### WORK TO COMPLETE:
Which lines hold the word "this"? Copy each one.

%%

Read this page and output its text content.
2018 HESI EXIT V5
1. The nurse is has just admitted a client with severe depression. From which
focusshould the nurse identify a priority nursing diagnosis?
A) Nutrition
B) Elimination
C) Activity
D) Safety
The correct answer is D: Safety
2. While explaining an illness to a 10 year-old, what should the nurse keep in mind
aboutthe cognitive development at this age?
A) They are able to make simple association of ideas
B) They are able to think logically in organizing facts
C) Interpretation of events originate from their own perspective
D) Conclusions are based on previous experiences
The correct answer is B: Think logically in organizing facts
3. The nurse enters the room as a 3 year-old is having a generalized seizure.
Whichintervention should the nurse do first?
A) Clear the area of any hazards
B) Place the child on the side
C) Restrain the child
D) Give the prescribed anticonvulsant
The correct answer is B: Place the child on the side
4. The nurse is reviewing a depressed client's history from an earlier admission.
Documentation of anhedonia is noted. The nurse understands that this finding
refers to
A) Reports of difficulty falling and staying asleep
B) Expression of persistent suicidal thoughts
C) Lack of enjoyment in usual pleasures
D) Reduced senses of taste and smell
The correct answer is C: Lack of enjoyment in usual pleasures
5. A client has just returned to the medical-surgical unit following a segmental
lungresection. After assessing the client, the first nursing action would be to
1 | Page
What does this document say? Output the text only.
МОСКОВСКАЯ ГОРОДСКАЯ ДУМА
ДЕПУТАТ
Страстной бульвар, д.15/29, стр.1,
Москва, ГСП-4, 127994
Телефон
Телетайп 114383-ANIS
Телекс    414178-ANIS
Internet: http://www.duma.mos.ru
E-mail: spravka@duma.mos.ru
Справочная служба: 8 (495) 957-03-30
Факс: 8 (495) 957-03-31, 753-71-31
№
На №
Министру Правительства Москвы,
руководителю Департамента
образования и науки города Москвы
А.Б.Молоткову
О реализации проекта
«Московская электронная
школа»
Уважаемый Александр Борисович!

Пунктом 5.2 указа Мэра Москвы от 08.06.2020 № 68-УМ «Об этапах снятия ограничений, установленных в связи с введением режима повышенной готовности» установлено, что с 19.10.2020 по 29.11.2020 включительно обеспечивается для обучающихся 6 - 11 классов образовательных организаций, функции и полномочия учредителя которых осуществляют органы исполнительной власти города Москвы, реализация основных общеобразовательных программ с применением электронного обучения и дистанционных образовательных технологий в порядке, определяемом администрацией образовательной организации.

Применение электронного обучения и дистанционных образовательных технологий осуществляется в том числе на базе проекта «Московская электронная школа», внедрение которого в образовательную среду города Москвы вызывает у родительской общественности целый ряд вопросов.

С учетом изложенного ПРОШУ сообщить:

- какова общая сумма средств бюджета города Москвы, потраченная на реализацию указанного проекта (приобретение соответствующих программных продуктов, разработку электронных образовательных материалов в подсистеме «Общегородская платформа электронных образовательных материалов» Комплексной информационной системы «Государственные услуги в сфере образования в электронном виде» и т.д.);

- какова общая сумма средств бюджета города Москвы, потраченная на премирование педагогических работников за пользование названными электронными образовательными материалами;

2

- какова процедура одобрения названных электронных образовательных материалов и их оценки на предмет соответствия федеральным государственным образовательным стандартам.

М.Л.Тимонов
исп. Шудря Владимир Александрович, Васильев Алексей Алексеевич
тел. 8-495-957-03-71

%%

### WRITTEN ANSWER:
Read this page and output its text content.
aboutthe cognitive development at this age?
Documentation of anhedonia is noted. The nurse understands that this finding
What does this document say? Output the text only.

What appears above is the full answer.